=== WHAT TO DO ===
Repeat every record below exactly, but leave out any pictures.

=== MATERIAL PROVIDED ===
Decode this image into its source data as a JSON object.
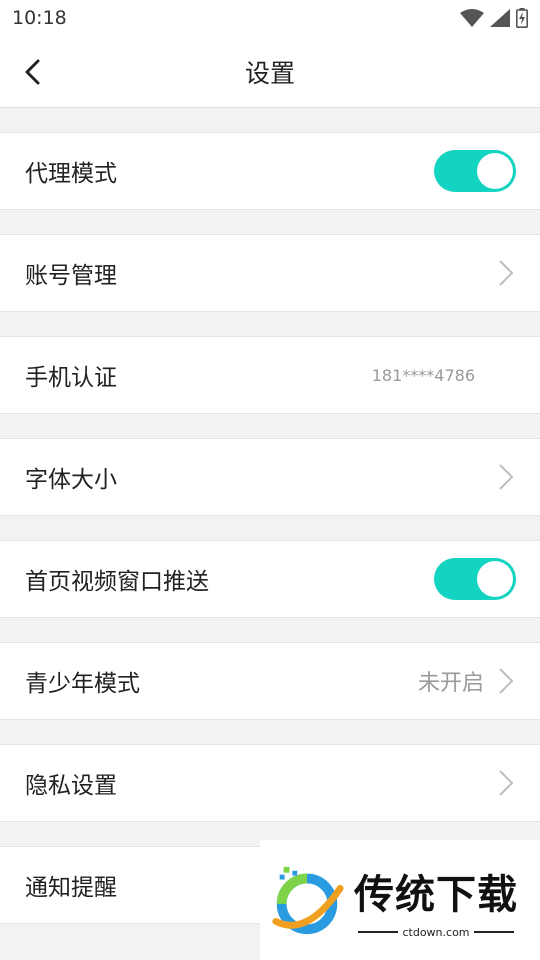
{
  "status_bar": {
    "time": "10:18",
    "icons": [
      "wifi-icon",
      "cellular-signal-icon",
      "battery-charging-icon"
    ]
  },
  "nav": {
    "title": "设置",
    "back_icon": "chevron-left-icon"
  },
  "settings": {
    "proxy_mode": {
      "label": "代理模式",
      "toggle_on": true
    },
    "account": {
      "label": "账号管理",
      "icon": "chevron-right-icon"
    },
    "phone": {
      "label": "手机认证",
      "value": "181****4786"
    },
    "font_size": {
      "label": "字体大小",
      "icon": "chevron-right-icon"
    },
    "home_push": {
      "label": "首页视频窗口推送",
      "toggle_on": true
    },
    "teen_mode": {
      "label": "青少年模式",
      "value": "未开启",
      "icon": "chevron-right-icon"
    },
    "privacy": {
      "label": "隐私设置",
      "icon": "chevron-right-icon"
    },
    "notify": {
      "label": "通知提醒"
    }
  },
  "watermark": {
    "title": "传统下载",
    "subtitle": "ctdown.com"
  },
  "colors": {
    "accent": "#13d3c1",
    "background": "#f2f2f4",
    "row": "#ffffff"
  }
}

=== ANSWER TO THIS TASK ===
Decode this image into its source data as a JSON object.
{
  "status_bar": {
    "time": "10:18",
    "icons": [
      "wifi-icon",
      "cellular-signal-icon",
      "battery-charging-icon"
    ]
  },
  "nav": {
    "title": "设置",
    "back_icon": "chevron-left-icon"
  },
  "settings": {
    "proxy_mode": {
      "label": "代理模式",
      "toggle_on": true
    },
    "account": {
      "label": "账号管理",
      "icon": "chevron-right-icon"
    },
    "phone": {
      "label": "手机认证",
      "value": "181****4786"
    },
    "font_size": {
      "label": "字体大小",
      "icon": "chevron-right-icon"
    },
    "home_push": {
      "label": "首页视频窗口推送",
      "toggle_on": true
    },
    "teen_mode": {
      "label": "青少年模式",
      "value": "未开启",
      "icon": "chevron-right-icon"
    },
    "privacy": {
      "label": "隐私设置",
      "icon": "chevron-right-icon"
    },
    "notify": {
      "label": "通知提醒"
    }
  },
  "watermark": {
    "title": "传统下载",
    "subtitle": "ctdown.com"
  },
  "colors": {
    "accent": "#13d3c1",
    "background": "#f2f2f4",
    "row": "#ffffff"
  }
}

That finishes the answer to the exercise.